*EXTRACT*.
_ _ _ _ _

What the 2026 PLMA Spring Conference revealed about VPP maturity
The 2026 PLMA Spring Conference reflected a shift in how the industry is thinking about virtual power plants. Conversations no longer focused on proving the concept of VPPs, but centered on the practical requirements for operating them as dependable, planning‑grade grid resources.
Across conference sessions and lunchtime discussions, members grappled with questions of availability, orchestration, and operational confidence. These conversations revealed three signals of advancing VPP maturity, and an opportunity for the industry to set clear definitions to guide us forward.
1. Year‑round programs unlock planning‑grade flexibility
Utilities are increasingly designing VPPs to operate year‑round, rather than limiting availability to a narrow summer peak window. At PLMA that design choice surfaced, not as a stretch goal, but as a practical response to changing load shapes and operational needs.
Year‑round availability marks an important step up the VPP maturity ladder. In EnergyHub’s maturity framework, this shift aligns closely with Level 2: Enhanced Demand Response, where programs expand beyond seasonal events and begin delivering sustained, multi‑hour reductions across multiple seasons.

Figure 1: The VPP maturity model defines five stages from early demand response to full parity.
At this stage, utilities gain more than incremental peak relief. They gain confidence that aggregated load flexibility can support resource planning assumptions, forecasting, and decision‑making. Programs that perform across summer, winter, and shoulder seasons start to function as repeatable grid tools rather than situational programs.
PLMA discussions made clear that utilities increasingly treat year‑round capability as a prerequisite to integrate with planning and operations.

_ _ _ _ _

*LISTING*.
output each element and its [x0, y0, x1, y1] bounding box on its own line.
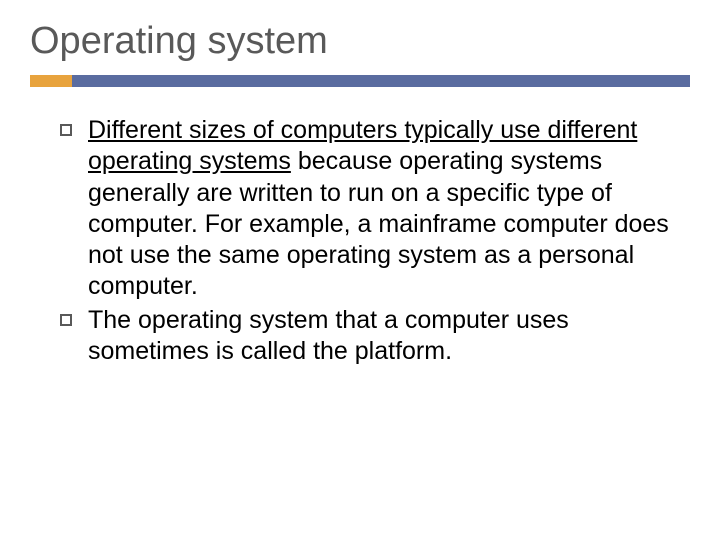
page-title: Operating system — [30, 20, 690, 63]
bullet-square-icon — [60, 314, 72, 326]
underline-accent-blue — [72, 75, 690, 87]
bullet-square-icon — [60, 124, 72, 136]
content-area: Different sizes of computers typically u… — [30, 115, 690, 367]
list-item: Different sizes of computers typically u… — [60, 115, 690, 303]
bullet-text: The operating system that a computer use… — [88, 305, 690, 368]
underline-accent-orange — [30, 75, 72, 87]
title-underline — [30, 75, 690, 87]
bullet-rest-part: The operating system that a computer use… — [88, 306, 569, 365]
slide: Operating system Different sizes of comp… — [0, 0, 720, 540]
bullet-text: Different sizes of computers typically u… — [88, 115, 690, 303]
list-item: The operating system that a computer use… — [60, 305, 690, 368]
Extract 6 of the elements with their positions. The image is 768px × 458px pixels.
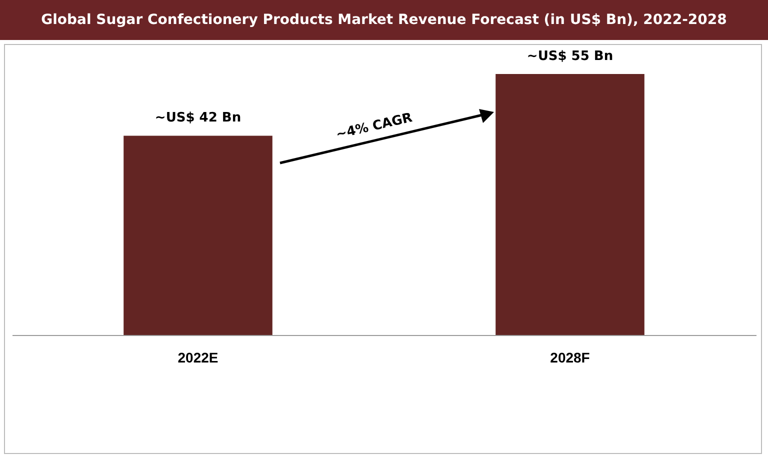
x-tick-label: 2022E (178, 350, 218, 366)
data-label: ~US$ 55 Bn (526, 49, 614, 64)
annotation: ~4% CAGR (334, 110, 414, 143)
x-tick-label: 2028F (550, 350, 590, 366)
chart-title: Global Sugar Confectionery Products Market Revenue Forecast (in US$ Bn), 2022-2028 (0, 0, 768, 40)
data-label: ~US$ 42 Bn (154, 110, 242, 126)
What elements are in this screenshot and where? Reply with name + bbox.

_ _ _ _ _

*EXERCISE REQUIREMENTS*.
1. State whether each statement below agrees with the PLMA conference article, answering yes or no and quoting the deciding words of the article exactly. (a) Conference conversations centered on proving the concept of VPPs. (b) In EnergyHub's maturity framework, year-round availability aligns with Level 2: Enhanced Demand Response. (c) At PLMA, year-round design surfaced as a stretch goal.
2. Summarize the PLMA conference article in two sentences.
3. Continue the PLMA conference article from the point at which it stops.

*ANSWERS BELOW*.
1.
(a) No: "Conversations no longer focused on proving the concept of VPPs"
(b) Yes: "this shift aligns closely with Level 2: Enhanced Demand Response"
(c) No: "not as a stretch goal, but as a practical response to changing load shapes and operational needs"

2. The 2026 PLMA Spring Conference showed the industry moving away from proving the concept of virtual power plants and toward the practical requirements for operating them as dependable, planning-grade grid resources, and its discussions revealed three signals of advancing VPP maturity. The first signal is that utilities increasingly design VPPs to operate year-round, a shift that aligns with Level 2 of EnergyHub's maturity framework and gives utilities confidence that aggregated load flexibility can support resource planning.

3.
2. Inconsistent VPP definitions are becoming an operational constraint
As utilities move toward more mature VPP designs, a clear definition of what is and is not a VPP will be increasingly important. Today, the lack of consensus creates friction. Across state legislation, regulatory filings, and ISO/RTO rules, the industry currently operates with more than a dozen distinct definitions of what constitutes a “virtual power plant.”
In some contexts, the term refers narrowly to aggregated, dispatchable load. In others, it describes a broader portfolio that may include batteries, EV charging, and building systems. As a result, one filing may use “VPP” to describe a demand‑side program, while another uses the same term to describe a multi‑DER resource capable of delivering multiple grid services.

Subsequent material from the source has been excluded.